┌──
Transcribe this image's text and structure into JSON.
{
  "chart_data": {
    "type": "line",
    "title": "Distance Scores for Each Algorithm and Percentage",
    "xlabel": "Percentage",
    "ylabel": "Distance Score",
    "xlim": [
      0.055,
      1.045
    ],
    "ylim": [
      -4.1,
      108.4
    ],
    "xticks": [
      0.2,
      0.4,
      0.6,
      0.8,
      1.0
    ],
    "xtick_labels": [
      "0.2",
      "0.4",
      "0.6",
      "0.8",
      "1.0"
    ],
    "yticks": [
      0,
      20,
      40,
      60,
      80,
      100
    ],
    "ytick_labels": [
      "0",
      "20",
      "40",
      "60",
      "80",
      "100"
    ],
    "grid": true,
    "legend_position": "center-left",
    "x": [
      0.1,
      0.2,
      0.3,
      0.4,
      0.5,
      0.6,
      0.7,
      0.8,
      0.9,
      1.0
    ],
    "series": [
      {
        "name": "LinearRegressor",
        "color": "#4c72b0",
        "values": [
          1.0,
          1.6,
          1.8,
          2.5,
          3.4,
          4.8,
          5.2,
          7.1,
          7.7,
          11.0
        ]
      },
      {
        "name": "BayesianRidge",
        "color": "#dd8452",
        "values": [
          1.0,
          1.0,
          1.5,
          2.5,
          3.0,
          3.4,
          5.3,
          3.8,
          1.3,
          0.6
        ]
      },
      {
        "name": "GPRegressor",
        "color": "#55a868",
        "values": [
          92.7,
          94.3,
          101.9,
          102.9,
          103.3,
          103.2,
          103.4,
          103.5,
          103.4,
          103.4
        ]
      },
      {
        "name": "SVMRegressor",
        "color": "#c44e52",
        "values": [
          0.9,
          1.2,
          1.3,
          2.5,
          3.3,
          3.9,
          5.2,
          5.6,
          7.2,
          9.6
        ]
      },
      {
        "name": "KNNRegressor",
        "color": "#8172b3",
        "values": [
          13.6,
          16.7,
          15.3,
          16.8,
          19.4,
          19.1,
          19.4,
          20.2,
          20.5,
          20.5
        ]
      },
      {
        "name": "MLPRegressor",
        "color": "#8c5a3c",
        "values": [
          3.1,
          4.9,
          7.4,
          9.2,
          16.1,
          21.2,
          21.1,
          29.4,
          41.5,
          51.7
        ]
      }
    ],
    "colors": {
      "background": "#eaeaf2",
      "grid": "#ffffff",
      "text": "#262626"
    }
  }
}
└──
Copy all the records above exactly, missing none.

Transcribe this image's text and structure into JSON.
{
  "chart_data": {
    "type": "line",
    "title": "Distance Scores for Each Algorithm and Percentage",
    "xlabel": "Percentage",
    "ylabel": "Distance Score",
    "xlim": [
      0.055,
      1.045
    ],
    "ylim": [
      -4.1,
      108.4
    ],
    "xticks": [
      0.2,
      0.4,
      0.6,
      0.8,
      1.0
    ],
    "xtick_labels": [
      "0.2",
      "0.4",
      "0.6",
      "0.8",
      "1.0"
    ],
    "yticks": [
      0,
      20,
      40,
      60,
      80,
      100
    ],
    "ytick_labels": [
      "0",
      "20",
      "40",
      "60",
      "80",
      "100"
    ],
    "grid": true,
    "legend_position": "center-left",
    "x": [
      0.1,
      0.2,
      0.3,
      0.4,
      0.5,
      0.6,
      0.7,
      0.8,
      0.9,
      1.0
    ],
    "series": [
      {
        "name": "LinearRegressor",
        "color": "#4c72b0",
        "values": [
          1.0,
          1.6,
          1.8,
          2.5,
          3.4,
          4.8,
          5.2,
          7.1,
          7.7,
          11.0
        ]
      },
      {
        "name": "BayesianRidge",
        "color": "#dd8452",
        "values": [
          1.0,
          1.0,
          1.5,
          2.5,
          3.0,
          3.4,
          5.3,
          3.8,
          1.3,
          0.6
        ]
      },
      {
        "name": "GPRegressor",
        "color": "#55a868",
        "values": [
          92.7,
          94.3,
          101.9,
          102.9,
          103.3,
          103.2,
          103.4,
          103.5,
          103.4,
          103.4
        ]
      },
      {
        "name": "SVMRegressor",
        "color": "#c44e52",
        "values": [
          0.9,
          1.2,
          1.3,
          2.5,
          3.3,
          3.9,
          5.2,
          5.6,
          7.2,
          9.6
        ]
      },
      {
        "name": "KNNRegressor",
        "color": "#8172b3",
        "values": [
          13.6,
          16.7,
          15.3,
          16.8,
          19.4,
          19.1,
          19.4,
          20.2,
          20.5,
          20.5
        ]
      },
      {
        "name": "MLPRegressor",
        "color": "#8c5a3c",
        "values": [
          3.1,
          4.9,
          7.4,
          9.2,
          16.1,
          21.2,
          21.1,
          29.4,
          41.5,
          51.7
        ]
      }
    ],
    "colors": {
      "background": "#eaeaf2",
      "grid": "#ffffff",
      "text": "#262626"
    }
  }
}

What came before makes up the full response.